--- start ---

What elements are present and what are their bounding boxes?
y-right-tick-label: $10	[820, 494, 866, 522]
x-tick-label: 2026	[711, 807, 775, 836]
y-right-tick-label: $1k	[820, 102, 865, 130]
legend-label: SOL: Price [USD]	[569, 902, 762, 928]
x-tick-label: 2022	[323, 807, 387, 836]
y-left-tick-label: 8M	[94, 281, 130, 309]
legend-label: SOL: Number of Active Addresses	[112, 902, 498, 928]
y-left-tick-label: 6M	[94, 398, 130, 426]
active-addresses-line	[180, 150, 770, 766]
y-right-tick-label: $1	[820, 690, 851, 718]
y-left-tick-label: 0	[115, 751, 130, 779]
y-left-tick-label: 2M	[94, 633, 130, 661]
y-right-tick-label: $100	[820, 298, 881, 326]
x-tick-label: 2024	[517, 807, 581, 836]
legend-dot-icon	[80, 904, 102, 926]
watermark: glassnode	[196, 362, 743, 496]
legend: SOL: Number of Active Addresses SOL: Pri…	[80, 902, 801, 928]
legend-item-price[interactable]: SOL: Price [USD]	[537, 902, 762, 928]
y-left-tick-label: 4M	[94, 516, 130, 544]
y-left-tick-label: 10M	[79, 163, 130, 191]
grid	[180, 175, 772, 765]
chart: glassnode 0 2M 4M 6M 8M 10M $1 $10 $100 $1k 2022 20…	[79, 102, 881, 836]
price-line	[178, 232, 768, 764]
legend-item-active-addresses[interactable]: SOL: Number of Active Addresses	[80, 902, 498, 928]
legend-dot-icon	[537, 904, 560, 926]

--- end ---

Write these records out again with "legend-dot-icon" swapped for "legend-marker-icon" wherever it appears, leaving everything else unchanged.

What elements are present and what are their bounding boxes?
y-right-tick-label: $10	[820, 494, 866, 522]
x-tick-label: 2026	[711, 807, 775, 836]
y-right-tick-label: $1k	[820, 102, 865, 130]
legend-label: SOL: Price [USD]	[569, 902, 762, 928]
x-tick-label: 2022	[323, 807, 387, 836]
y-left-tick-label: 8M	[94, 281, 130, 309]
legend-label: SOL: Number of Active Addresses	[112, 902, 498, 928]
y-left-tick-label: 6M	[94, 398, 130, 426]
active-addresses-line	[180, 150, 770, 766]
y-right-tick-label: $1	[820, 690, 851, 718]
y-left-tick-label: 0	[115, 751, 130, 779]
y-left-tick-label: 2M	[94, 633, 130, 661]
y-right-tick-label: $100	[820, 298, 881, 326]
x-tick-label: 2024	[517, 807, 581, 836]
legend-marker-icon	[80, 904, 102, 926]
watermark: glassnode	[196, 362, 743, 496]
legend: SOL: Number of Active Addresses SOL: Pri…	[80, 902, 801, 928]
legend-item-price[interactable]: SOL: Price [USD]	[537, 902, 762, 928]
y-left-tick-label: 4M	[94, 516, 130, 544]
y-left-tick-label: 10M	[79, 163, 130, 191]
grid	[180, 175, 772, 765]
chart: glassnode 0 2M 4M 6M 8M 10M $1 $10 $100 $1k 2022 20…	[79, 102, 881, 836]
price-line	[178, 232, 768, 764]
legend-item-active-addresses[interactable]: SOL: Number of Active Addresses	[80, 902, 498, 928]
legend-marker-icon	[537, 904, 560, 926]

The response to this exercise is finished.